**To do:** Keep the pictures out and restate every record exactly.

**Available data:**
★ ★ ★ ★ ★
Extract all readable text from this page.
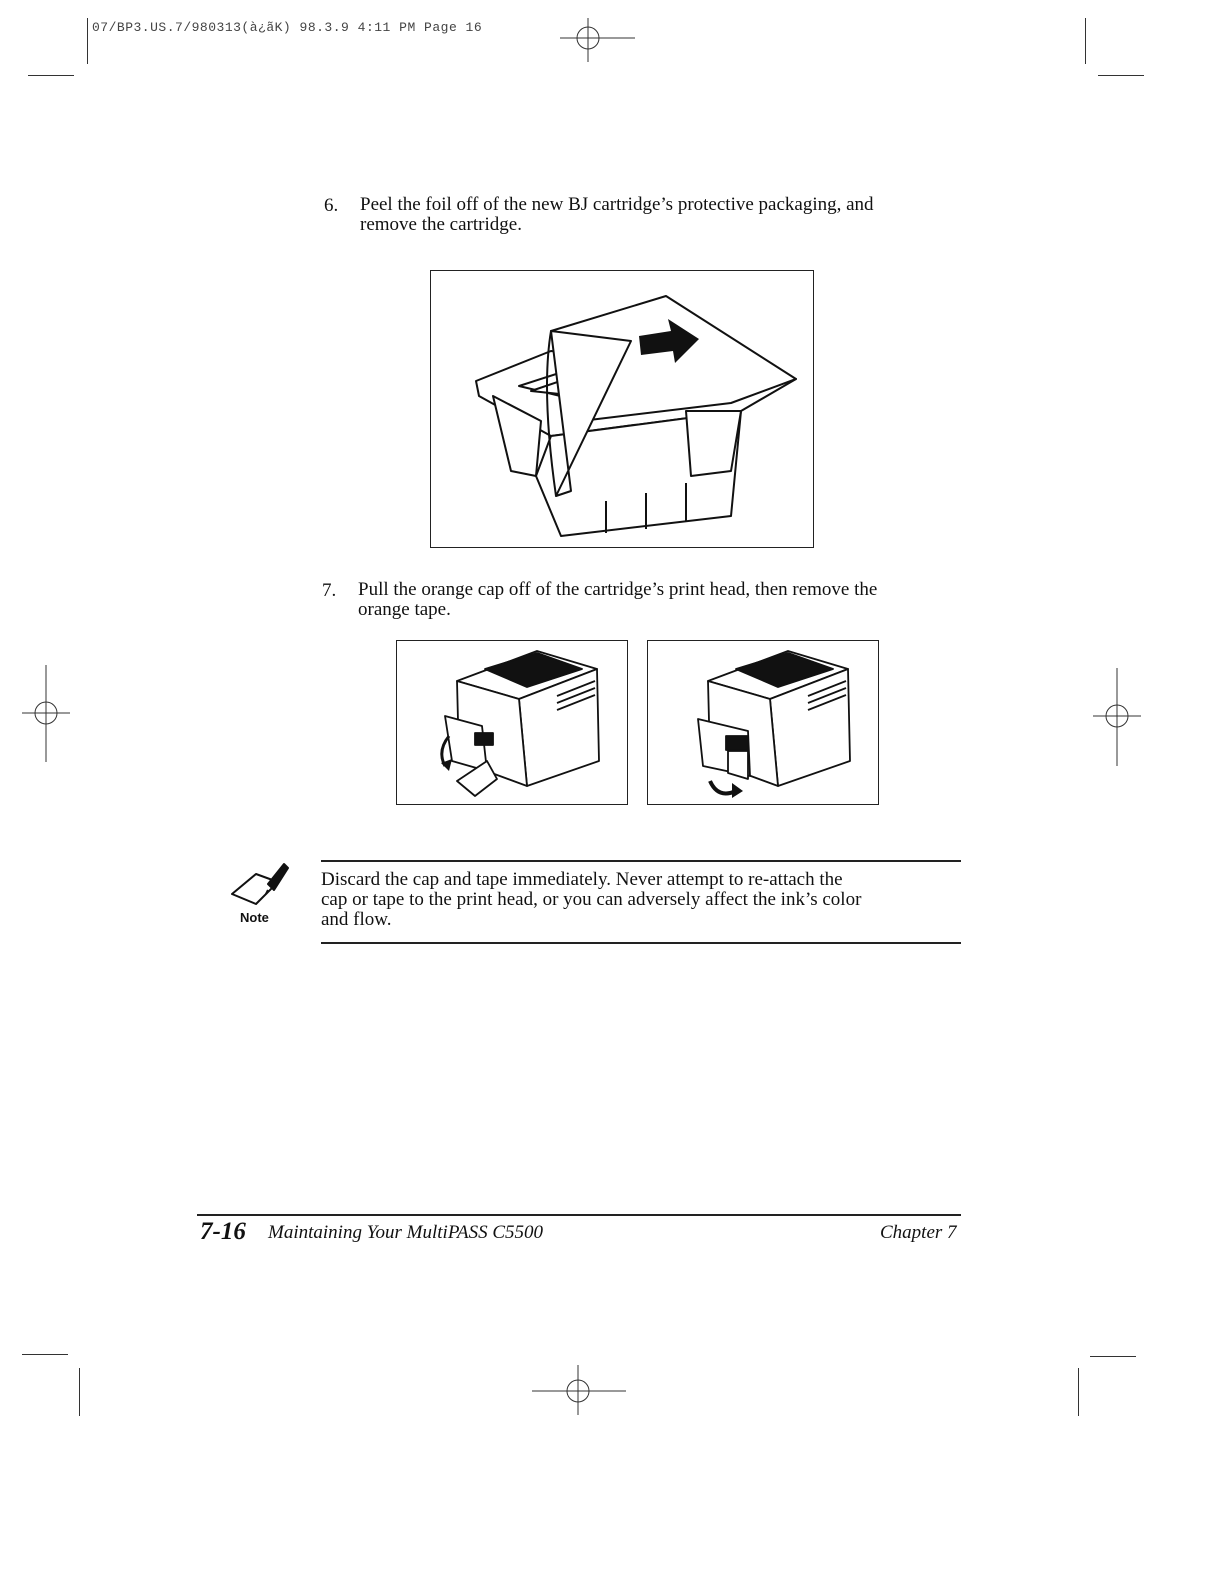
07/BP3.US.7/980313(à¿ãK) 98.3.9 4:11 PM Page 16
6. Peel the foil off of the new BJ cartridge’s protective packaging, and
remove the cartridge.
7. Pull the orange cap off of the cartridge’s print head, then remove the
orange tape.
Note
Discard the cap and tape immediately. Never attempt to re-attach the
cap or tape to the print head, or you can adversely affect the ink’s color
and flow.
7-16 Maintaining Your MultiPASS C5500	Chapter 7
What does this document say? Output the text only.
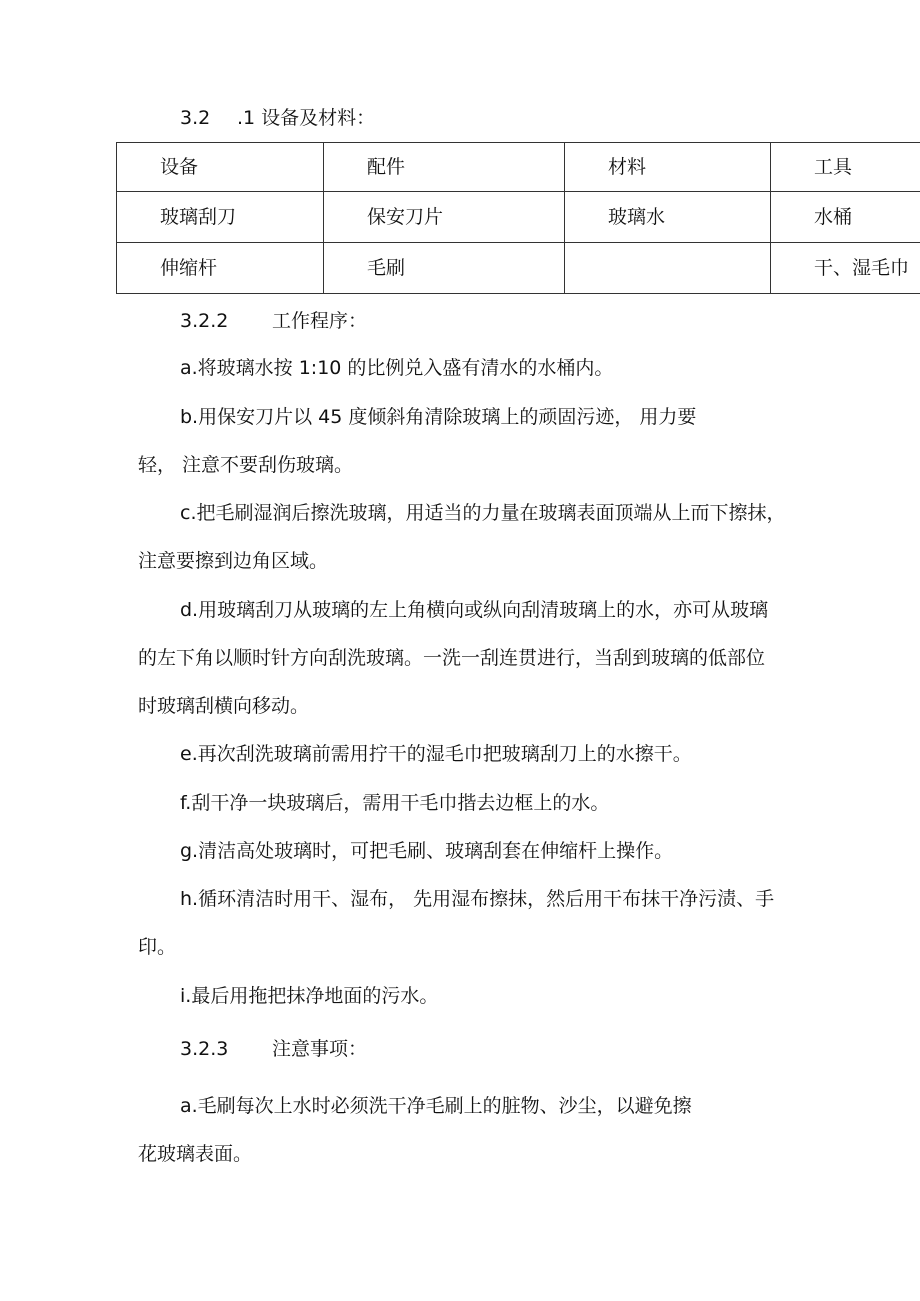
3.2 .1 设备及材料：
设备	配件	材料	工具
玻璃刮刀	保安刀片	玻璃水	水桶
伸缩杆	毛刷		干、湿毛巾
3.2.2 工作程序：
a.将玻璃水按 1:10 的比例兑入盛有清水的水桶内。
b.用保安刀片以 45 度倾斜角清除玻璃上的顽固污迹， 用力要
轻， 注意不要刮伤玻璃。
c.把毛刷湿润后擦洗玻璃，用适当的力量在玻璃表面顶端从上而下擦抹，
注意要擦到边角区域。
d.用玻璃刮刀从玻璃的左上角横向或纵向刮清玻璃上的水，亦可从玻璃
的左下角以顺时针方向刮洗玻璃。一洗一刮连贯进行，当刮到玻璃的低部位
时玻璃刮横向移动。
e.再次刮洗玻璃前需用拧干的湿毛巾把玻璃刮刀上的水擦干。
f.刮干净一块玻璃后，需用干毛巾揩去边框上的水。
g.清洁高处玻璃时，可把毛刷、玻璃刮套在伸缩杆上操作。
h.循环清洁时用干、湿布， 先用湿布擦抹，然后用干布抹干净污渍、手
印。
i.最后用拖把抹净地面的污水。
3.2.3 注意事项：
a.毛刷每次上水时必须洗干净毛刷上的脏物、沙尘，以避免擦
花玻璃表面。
★ ★ ★ ★ ★
**Solution to the problem:**
Extract all readable text from this page.
07/BP3.US.7/980313(à¿ãK) 98.3.9 4:11 PM Page 16
6. Peel the foil off of the new BJ cartridge’s protective packaging, and
remove the cartridge.
7. Pull the orange cap off of the cartridge’s print head, then remove the
orange tape.
Note
Discard the cap and tape immediately. Never attempt to re-attach the
cap or tape to the print head, or you can adversely affect the ink’s color
and flow.
7-16 Maintaining Your MultiPASS C5500	Chapter 7
What does this document say? Output the text only.
3.2 .1 设备及材料：
设备	配件	材料	工具
玻璃刮刀	保安刀片	玻璃水	水桶
伸缩杆	毛刷		干、湿毛巾
3.2.2 工作程序：
a.将玻璃水按 1:10 的比例兑入盛有清水的水桶内。
b.用保安刀片以 45 度倾斜角清除玻璃上的顽固污迹， 用力要
轻， 注意不要刮伤玻璃。
c.把毛刷湿润后擦洗玻璃，用适当的力量在玻璃表面顶端从上而下擦抹，
注意要擦到边角区域。
d.用玻璃刮刀从玻璃的左上角横向或纵向刮清玻璃上的水，亦可从玻璃
的左下角以顺时针方向刮洗玻璃。一洗一刮连贯进行，当刮到玻璃的低部位
时玻璃刮横向移动。
e.再次刮洗玻璃前需用拧干的湿毛巾把玻璃刮刀上的水擦干。
f.刮干净一块玻璃后，需用干毛巾揩去边框上的水。
g.清洁高处玻璃时，可把毛刷、玻璃刮套在伸缩杆上操作。
h.循环清洁时用干、湿布， 先用湿布擦抹，然后用干布抹干净污渍、手
印。
i.最后用拖把抹净地面的污水。
3.2.3 注意事项：
a.毛刷每次上水时必须洗干净毛刷上的脏物、沙尘，以避免擦
花玻璃表面。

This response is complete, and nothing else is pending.